#### Work to do
Lines containing the string "Loved" are to be counted; report only how many there are.

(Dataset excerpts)
□ □ □

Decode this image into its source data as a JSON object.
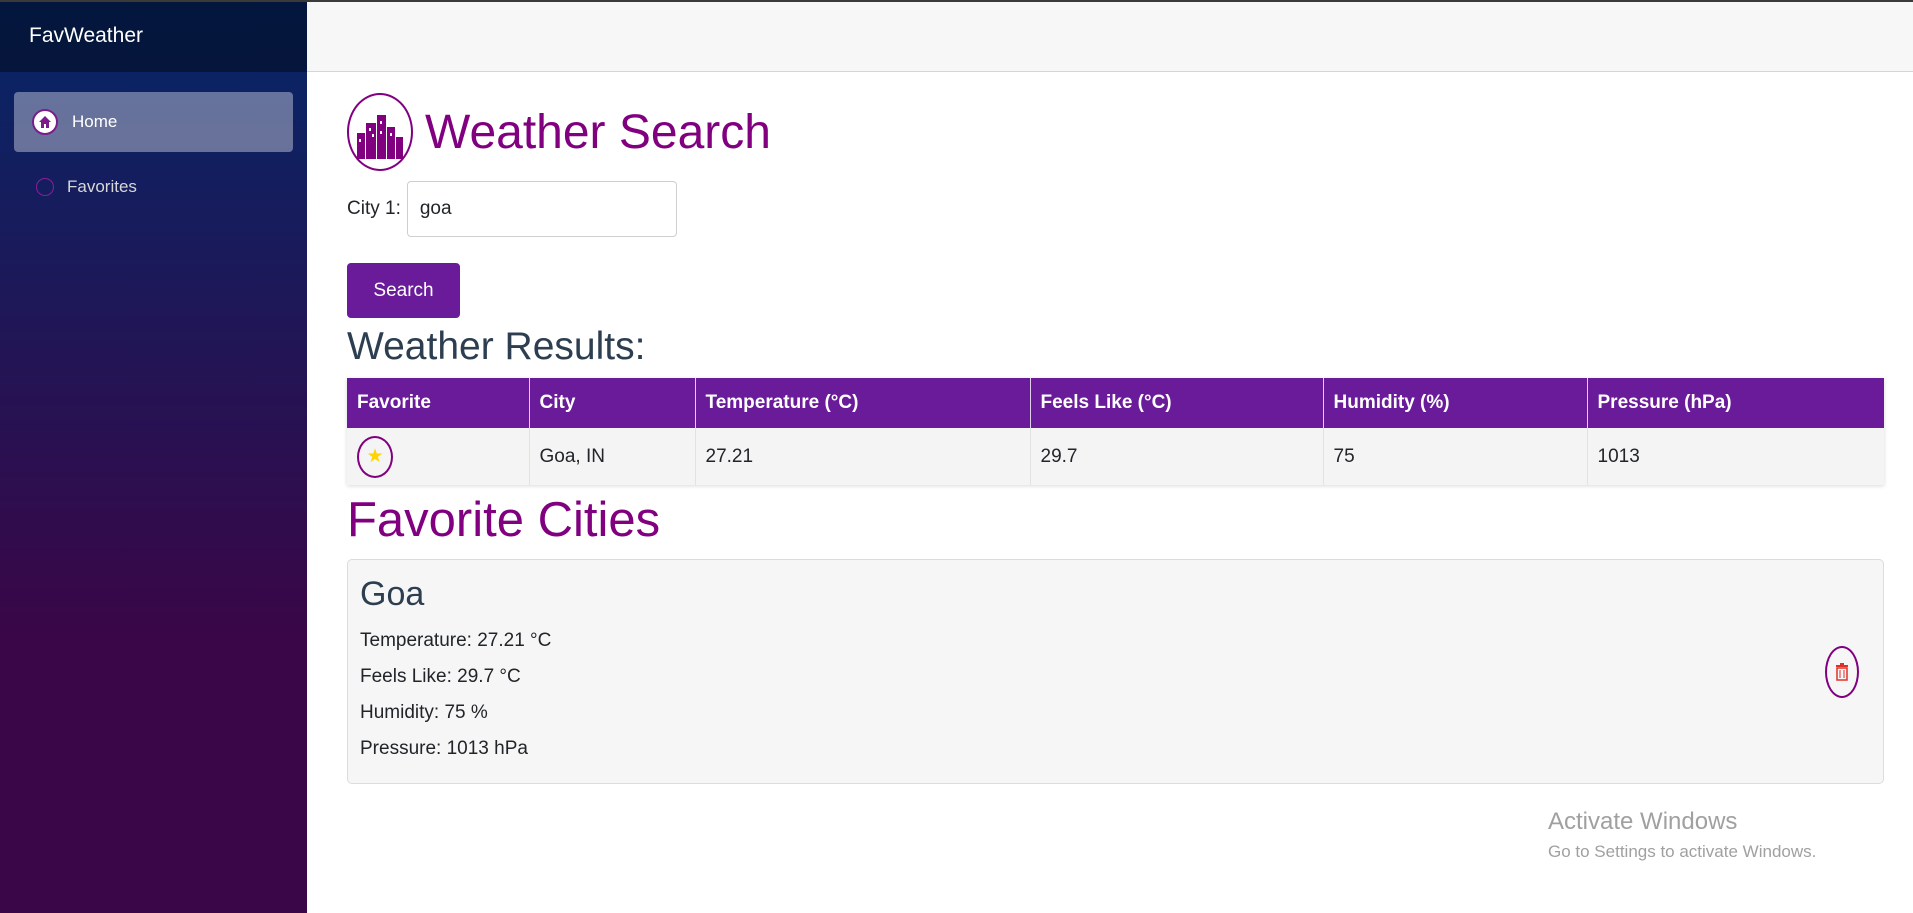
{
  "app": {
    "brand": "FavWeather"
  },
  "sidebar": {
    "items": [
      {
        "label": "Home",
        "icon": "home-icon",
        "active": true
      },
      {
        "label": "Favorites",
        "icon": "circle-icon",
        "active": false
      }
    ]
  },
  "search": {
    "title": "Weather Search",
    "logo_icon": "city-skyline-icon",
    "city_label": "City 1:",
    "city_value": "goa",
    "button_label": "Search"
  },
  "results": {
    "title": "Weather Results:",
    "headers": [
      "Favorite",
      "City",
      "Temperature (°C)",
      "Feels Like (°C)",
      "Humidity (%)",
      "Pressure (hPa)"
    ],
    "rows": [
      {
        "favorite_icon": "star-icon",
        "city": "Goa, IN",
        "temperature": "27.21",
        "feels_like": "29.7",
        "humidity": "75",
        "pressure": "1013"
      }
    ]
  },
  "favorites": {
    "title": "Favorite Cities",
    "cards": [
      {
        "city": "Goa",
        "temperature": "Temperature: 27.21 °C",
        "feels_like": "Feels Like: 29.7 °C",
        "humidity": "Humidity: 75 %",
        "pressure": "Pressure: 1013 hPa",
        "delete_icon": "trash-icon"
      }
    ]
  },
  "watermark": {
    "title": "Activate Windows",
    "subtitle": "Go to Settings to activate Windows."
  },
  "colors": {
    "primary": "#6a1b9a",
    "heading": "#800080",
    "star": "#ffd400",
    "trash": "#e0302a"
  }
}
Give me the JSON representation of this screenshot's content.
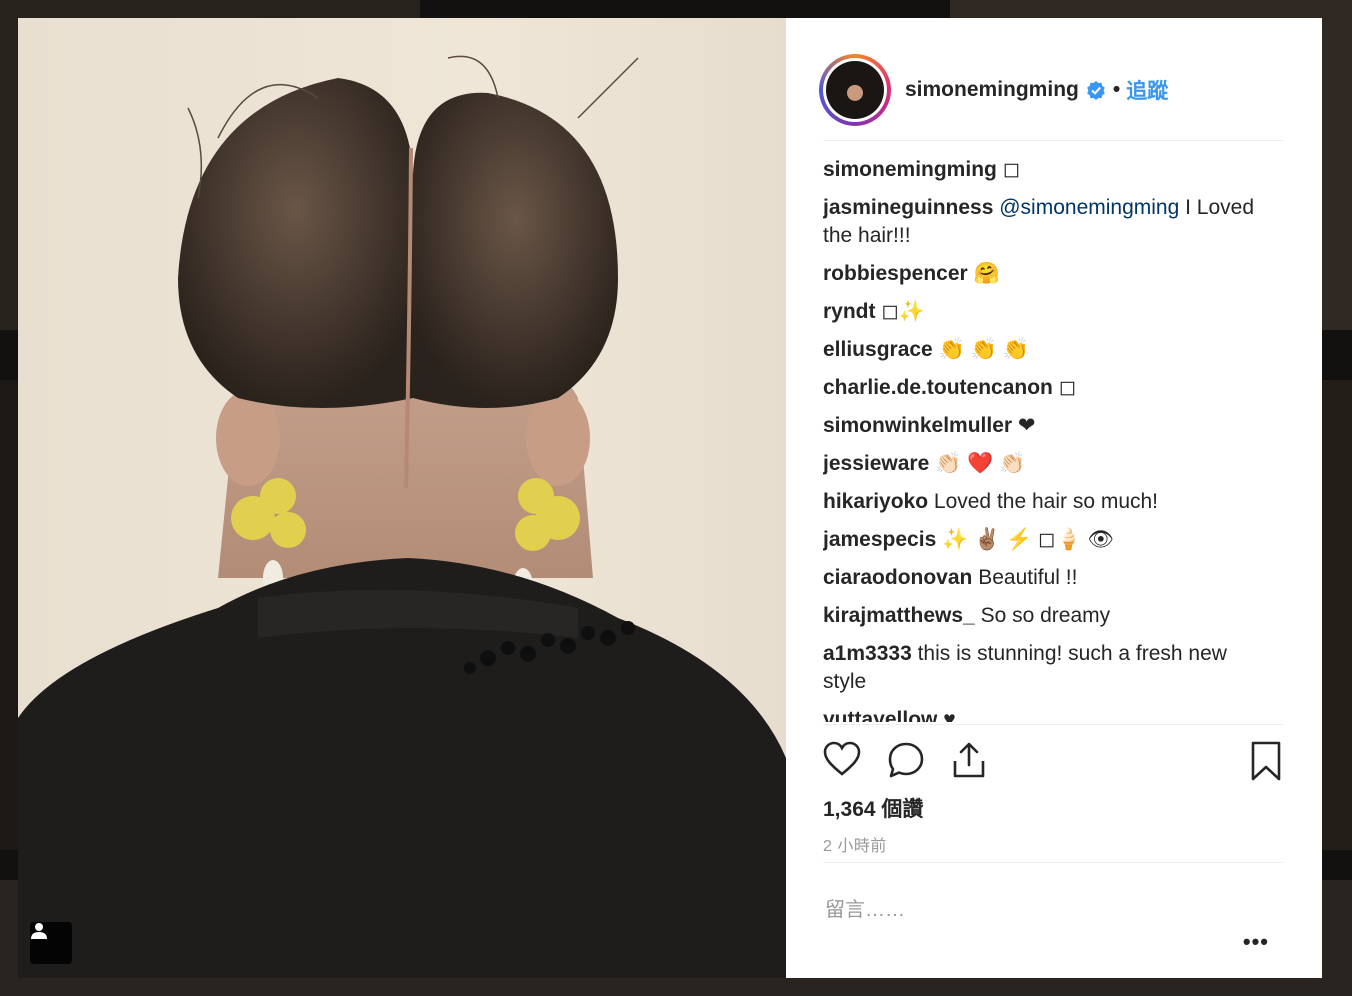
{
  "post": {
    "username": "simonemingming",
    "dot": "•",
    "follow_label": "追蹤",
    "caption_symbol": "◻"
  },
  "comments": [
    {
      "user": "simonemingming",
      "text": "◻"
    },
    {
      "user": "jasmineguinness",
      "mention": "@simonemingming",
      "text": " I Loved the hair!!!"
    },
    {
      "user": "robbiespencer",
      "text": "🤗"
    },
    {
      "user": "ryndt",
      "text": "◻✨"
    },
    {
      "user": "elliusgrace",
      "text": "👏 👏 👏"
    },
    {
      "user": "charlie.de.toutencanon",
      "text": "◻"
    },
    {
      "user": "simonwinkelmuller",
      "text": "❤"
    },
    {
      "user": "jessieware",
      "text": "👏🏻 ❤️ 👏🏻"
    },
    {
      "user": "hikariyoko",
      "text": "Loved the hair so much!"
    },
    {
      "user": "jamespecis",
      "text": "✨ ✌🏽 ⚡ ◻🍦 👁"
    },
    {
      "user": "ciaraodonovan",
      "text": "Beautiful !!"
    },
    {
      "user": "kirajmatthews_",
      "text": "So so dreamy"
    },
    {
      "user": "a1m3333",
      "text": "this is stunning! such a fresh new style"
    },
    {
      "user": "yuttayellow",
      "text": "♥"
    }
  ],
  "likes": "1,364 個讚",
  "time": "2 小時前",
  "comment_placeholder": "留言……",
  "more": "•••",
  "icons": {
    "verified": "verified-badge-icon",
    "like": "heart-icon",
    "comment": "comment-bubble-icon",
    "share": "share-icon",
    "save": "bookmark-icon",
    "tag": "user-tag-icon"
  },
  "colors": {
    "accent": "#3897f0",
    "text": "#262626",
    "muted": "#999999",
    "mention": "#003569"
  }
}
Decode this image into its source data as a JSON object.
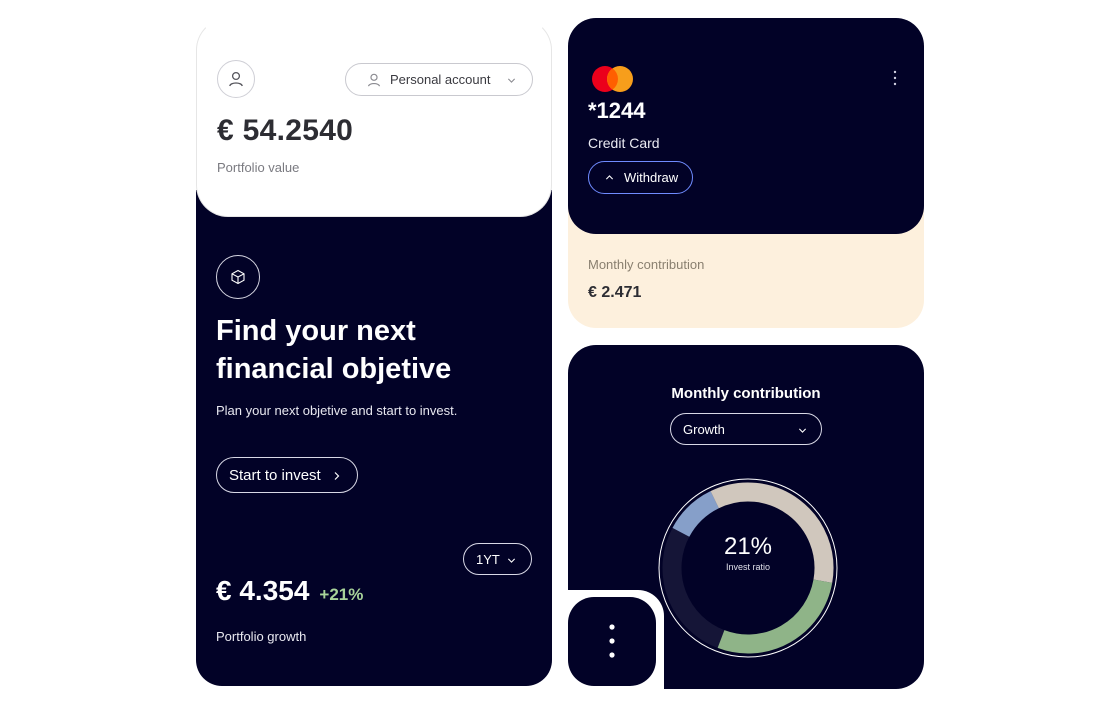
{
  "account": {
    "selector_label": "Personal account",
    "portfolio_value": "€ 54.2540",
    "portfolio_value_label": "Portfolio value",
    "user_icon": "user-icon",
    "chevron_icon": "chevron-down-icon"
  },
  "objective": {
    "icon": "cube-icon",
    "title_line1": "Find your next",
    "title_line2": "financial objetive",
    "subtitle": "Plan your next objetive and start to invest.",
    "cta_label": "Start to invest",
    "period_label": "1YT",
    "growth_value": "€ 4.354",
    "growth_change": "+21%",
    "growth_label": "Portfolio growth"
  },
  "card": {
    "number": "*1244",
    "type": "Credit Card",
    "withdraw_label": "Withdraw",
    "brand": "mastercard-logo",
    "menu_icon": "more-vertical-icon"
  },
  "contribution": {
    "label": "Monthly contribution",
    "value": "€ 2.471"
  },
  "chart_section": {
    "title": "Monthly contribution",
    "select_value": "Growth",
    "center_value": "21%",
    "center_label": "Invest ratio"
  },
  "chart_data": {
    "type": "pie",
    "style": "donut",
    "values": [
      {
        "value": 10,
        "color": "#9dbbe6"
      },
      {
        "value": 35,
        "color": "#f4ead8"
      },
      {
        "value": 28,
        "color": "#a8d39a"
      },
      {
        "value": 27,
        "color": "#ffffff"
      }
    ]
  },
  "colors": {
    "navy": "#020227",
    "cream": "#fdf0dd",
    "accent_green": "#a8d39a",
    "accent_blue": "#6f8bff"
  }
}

□ □ □

#### Exercise answer
2